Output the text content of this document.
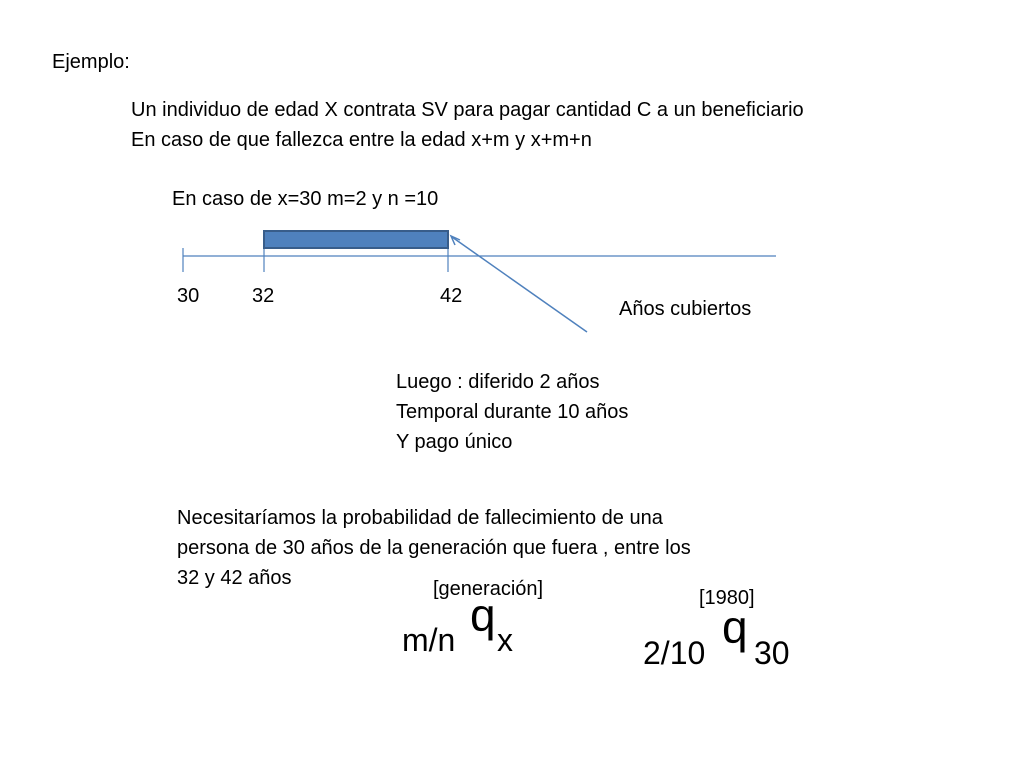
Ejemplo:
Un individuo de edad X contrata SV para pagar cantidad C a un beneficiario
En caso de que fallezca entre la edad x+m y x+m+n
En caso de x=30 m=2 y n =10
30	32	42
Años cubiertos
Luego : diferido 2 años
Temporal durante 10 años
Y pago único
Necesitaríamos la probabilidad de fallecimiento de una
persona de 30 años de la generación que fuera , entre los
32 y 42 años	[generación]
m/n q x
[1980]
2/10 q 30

···

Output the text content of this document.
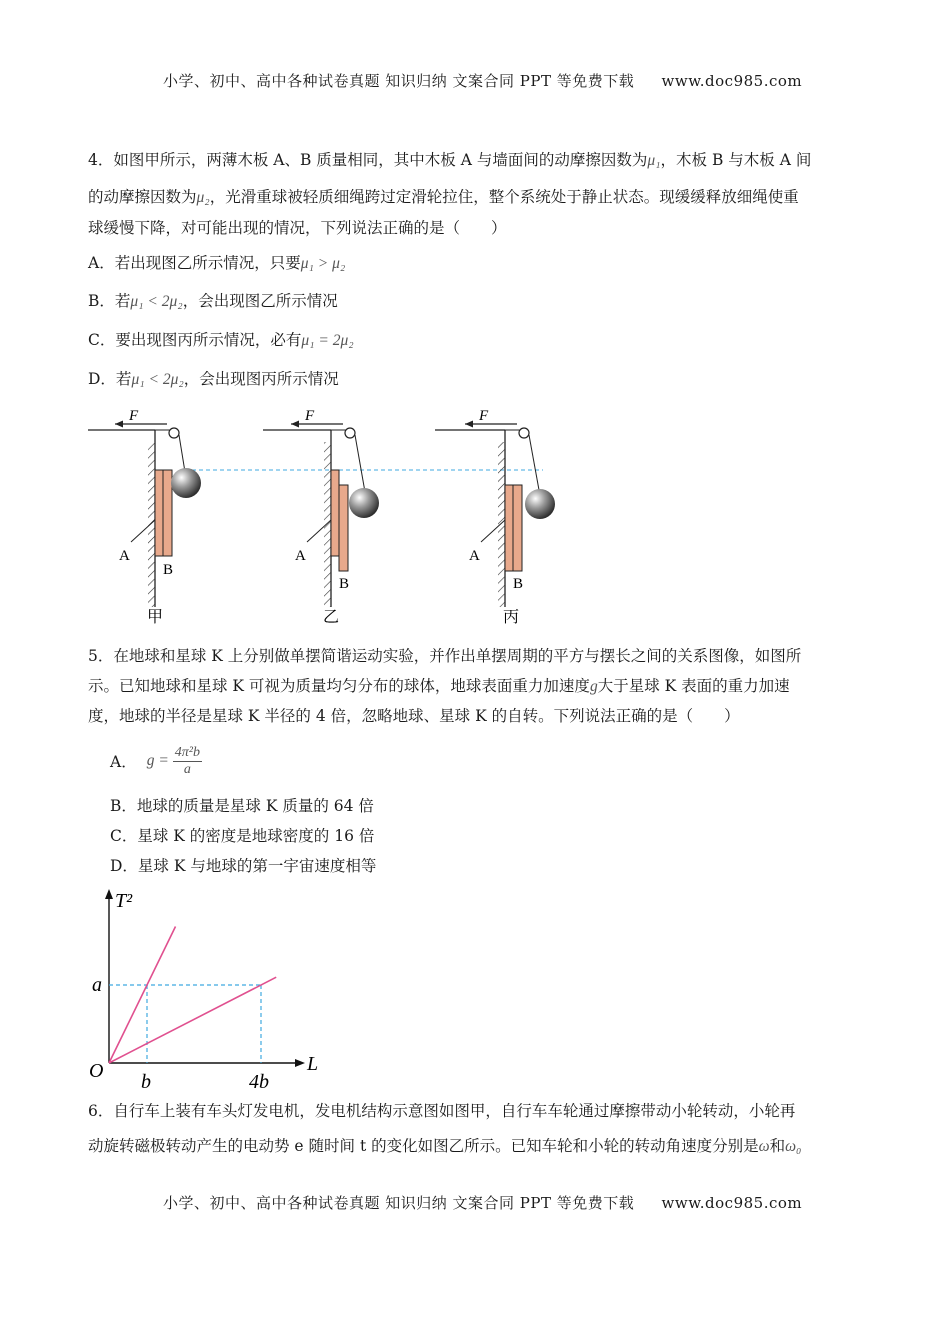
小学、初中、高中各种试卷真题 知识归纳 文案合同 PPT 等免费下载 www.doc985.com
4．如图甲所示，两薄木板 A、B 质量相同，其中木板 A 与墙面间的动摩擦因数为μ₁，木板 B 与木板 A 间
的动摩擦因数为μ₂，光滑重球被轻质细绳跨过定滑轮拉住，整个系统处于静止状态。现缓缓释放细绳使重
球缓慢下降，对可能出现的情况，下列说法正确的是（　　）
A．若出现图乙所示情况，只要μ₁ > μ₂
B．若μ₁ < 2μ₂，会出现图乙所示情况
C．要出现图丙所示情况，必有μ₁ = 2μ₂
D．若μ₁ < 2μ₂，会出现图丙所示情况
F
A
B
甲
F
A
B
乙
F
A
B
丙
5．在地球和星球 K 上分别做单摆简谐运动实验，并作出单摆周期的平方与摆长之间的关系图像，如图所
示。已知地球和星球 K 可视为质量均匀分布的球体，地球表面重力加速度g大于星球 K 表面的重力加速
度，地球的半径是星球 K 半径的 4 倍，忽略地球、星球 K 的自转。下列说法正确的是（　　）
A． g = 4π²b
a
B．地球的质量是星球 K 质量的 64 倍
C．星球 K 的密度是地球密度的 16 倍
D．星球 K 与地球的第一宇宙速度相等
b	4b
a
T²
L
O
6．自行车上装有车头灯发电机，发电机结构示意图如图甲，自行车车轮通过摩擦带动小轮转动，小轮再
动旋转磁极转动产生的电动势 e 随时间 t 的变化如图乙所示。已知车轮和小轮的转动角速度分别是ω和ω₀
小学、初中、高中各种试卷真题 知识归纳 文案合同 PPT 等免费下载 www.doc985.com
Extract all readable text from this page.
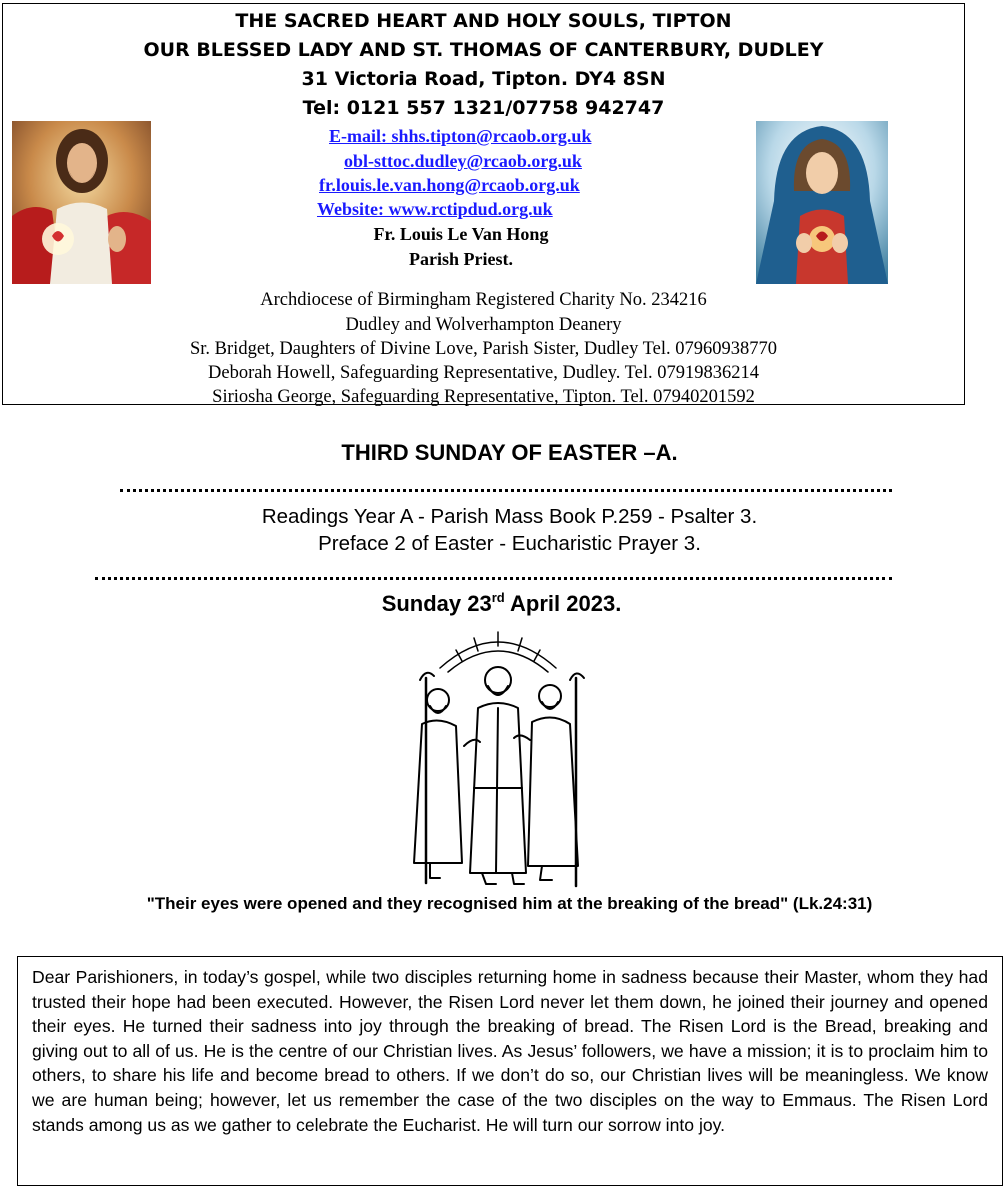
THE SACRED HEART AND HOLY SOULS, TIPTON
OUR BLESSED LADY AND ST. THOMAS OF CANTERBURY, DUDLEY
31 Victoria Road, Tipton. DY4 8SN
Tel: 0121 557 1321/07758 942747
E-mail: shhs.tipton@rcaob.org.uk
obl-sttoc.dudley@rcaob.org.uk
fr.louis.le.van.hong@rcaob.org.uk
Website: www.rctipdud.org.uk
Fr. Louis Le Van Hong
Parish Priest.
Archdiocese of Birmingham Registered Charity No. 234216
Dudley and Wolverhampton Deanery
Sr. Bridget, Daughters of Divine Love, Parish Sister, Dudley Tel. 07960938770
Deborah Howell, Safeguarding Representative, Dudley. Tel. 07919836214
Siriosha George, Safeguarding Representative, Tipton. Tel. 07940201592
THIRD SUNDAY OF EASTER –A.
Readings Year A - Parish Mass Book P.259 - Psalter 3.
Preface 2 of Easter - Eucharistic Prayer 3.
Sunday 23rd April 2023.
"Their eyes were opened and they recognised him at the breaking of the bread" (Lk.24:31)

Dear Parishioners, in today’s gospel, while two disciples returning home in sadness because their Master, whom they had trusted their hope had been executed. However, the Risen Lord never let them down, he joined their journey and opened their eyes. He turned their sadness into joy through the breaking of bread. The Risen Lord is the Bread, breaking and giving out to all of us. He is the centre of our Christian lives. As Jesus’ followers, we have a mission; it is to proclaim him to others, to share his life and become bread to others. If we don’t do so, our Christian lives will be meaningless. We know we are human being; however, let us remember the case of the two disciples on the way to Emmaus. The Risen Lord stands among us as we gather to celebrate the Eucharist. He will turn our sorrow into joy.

···

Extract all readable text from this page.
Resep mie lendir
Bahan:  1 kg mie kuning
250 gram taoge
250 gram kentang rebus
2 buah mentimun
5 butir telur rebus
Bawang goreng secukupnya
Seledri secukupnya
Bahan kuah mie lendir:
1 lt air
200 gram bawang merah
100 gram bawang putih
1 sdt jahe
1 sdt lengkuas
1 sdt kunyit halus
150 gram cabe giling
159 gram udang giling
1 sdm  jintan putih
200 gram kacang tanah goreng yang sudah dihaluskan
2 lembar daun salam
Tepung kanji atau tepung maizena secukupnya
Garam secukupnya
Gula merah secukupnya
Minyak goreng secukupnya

···

Your task: Pull every line holding "Representative" out of the records.

Solution to the exercise:
Deborah Howell, Safeguarding Representative, Dudley. Tel. 07919836214
Siriosha George, Safeguarding Representative, Tipton. Tel. 07940201592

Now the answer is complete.